> [Short exercise]: Scan the records and identify every line in which the string "xlabel" occurs, then return those lines.

> [Given records]:
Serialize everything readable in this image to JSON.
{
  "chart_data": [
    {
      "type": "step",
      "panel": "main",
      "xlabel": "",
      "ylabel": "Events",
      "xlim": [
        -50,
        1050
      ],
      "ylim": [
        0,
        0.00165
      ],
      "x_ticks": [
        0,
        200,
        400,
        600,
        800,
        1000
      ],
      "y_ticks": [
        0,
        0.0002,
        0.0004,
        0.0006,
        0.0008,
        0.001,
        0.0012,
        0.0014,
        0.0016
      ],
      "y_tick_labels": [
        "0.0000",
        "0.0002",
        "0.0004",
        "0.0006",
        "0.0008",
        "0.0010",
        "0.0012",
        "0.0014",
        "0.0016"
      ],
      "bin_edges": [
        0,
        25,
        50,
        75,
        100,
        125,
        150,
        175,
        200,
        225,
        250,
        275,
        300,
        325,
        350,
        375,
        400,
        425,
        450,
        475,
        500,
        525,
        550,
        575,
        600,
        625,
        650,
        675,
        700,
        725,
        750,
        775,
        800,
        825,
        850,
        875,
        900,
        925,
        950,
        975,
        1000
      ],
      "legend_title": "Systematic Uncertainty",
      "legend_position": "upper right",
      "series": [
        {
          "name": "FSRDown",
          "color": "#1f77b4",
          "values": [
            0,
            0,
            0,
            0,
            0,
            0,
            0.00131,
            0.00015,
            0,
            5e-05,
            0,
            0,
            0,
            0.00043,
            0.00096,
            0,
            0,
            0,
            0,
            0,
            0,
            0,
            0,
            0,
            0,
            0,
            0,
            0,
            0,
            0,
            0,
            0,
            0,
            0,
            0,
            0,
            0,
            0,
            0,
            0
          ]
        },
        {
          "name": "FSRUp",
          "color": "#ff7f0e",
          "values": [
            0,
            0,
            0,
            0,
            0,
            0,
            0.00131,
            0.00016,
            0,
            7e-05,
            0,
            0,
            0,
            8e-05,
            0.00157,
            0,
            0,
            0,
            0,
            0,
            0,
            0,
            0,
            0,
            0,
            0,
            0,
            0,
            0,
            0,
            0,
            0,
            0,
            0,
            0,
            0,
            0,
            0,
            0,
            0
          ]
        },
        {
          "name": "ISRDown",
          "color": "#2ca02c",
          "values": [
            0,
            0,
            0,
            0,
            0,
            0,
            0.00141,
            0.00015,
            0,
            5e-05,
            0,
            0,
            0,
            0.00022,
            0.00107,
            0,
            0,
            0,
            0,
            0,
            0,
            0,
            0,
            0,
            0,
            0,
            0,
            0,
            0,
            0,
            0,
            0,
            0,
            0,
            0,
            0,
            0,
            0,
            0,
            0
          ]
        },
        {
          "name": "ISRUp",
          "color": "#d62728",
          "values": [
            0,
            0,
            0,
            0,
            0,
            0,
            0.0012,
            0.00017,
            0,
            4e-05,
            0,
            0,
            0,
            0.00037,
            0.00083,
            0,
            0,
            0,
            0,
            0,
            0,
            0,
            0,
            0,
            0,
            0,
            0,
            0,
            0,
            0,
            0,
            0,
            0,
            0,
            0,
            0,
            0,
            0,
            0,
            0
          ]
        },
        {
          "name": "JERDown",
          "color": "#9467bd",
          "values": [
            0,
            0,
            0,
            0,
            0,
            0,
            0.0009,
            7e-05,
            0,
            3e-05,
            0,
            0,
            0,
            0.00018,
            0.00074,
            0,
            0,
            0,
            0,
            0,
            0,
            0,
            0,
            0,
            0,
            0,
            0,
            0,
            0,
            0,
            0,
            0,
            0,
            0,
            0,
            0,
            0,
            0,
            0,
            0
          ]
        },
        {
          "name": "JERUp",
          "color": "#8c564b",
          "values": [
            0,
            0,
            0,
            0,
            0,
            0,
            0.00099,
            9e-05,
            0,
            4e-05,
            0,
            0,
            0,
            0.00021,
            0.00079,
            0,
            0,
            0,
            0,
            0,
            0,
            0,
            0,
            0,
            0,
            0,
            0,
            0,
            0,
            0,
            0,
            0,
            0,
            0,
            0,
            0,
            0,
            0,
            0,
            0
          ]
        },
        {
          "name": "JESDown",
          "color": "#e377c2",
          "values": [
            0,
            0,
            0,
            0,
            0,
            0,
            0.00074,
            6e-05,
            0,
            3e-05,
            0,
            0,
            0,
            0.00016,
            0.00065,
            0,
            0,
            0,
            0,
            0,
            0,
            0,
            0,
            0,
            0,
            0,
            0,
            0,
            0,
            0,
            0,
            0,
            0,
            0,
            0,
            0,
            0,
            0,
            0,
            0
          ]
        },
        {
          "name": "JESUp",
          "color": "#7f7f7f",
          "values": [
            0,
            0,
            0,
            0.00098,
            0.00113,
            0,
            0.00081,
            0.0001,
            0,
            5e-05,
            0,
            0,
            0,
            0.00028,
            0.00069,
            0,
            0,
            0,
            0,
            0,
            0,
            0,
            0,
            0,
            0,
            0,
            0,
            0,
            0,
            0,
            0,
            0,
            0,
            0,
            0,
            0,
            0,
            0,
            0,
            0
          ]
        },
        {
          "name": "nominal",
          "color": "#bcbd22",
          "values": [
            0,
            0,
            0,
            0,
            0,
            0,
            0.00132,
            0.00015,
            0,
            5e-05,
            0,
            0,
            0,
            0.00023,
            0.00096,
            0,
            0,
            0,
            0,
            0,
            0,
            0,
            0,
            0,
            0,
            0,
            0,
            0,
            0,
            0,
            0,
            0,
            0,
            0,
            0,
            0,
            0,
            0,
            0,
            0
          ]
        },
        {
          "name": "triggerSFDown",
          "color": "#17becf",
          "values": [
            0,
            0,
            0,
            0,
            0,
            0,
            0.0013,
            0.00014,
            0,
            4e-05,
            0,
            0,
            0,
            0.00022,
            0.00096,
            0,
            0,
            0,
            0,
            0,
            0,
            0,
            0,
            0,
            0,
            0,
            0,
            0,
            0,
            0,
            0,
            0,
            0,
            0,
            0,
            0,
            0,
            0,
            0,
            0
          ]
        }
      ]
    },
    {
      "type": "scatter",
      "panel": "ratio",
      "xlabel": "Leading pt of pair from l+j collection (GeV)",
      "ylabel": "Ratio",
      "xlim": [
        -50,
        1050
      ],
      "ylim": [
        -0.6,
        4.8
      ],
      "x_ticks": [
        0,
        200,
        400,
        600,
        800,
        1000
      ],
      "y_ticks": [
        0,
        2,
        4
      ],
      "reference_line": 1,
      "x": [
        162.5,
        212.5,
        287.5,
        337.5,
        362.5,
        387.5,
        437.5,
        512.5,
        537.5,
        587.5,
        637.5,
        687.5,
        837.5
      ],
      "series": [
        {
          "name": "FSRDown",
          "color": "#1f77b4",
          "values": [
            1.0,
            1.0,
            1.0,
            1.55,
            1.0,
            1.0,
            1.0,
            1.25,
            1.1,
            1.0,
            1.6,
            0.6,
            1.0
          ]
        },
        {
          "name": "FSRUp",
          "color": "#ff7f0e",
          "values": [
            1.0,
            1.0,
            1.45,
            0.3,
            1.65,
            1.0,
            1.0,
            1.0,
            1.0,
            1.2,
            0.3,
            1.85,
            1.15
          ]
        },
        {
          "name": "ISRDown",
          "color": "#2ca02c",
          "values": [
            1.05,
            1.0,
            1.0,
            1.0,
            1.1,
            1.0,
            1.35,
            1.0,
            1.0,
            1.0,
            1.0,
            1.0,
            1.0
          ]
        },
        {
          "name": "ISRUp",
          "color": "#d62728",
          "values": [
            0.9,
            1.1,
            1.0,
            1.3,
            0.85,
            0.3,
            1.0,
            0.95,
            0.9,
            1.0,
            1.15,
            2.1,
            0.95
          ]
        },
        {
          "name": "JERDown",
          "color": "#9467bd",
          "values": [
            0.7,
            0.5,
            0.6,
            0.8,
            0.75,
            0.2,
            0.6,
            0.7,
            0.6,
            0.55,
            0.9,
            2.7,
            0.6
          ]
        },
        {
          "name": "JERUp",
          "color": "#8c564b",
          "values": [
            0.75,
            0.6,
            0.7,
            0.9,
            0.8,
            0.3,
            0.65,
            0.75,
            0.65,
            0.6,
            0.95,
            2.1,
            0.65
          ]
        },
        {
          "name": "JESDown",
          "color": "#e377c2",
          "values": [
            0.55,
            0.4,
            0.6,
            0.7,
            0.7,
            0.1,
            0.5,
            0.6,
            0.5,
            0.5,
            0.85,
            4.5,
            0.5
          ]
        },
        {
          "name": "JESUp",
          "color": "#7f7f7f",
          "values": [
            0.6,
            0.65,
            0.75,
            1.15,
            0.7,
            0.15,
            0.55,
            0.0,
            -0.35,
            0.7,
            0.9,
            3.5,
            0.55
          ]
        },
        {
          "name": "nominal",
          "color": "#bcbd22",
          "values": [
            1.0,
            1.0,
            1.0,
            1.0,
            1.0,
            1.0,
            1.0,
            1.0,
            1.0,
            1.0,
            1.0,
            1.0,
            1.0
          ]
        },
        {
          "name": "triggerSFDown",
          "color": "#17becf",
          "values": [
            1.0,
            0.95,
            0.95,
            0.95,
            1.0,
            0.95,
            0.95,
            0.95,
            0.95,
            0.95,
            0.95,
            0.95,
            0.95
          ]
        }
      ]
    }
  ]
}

> [Response below]:
      "xlabel": "",
      "xlabel": "Leading pt of pair from l+j collection (GeV)",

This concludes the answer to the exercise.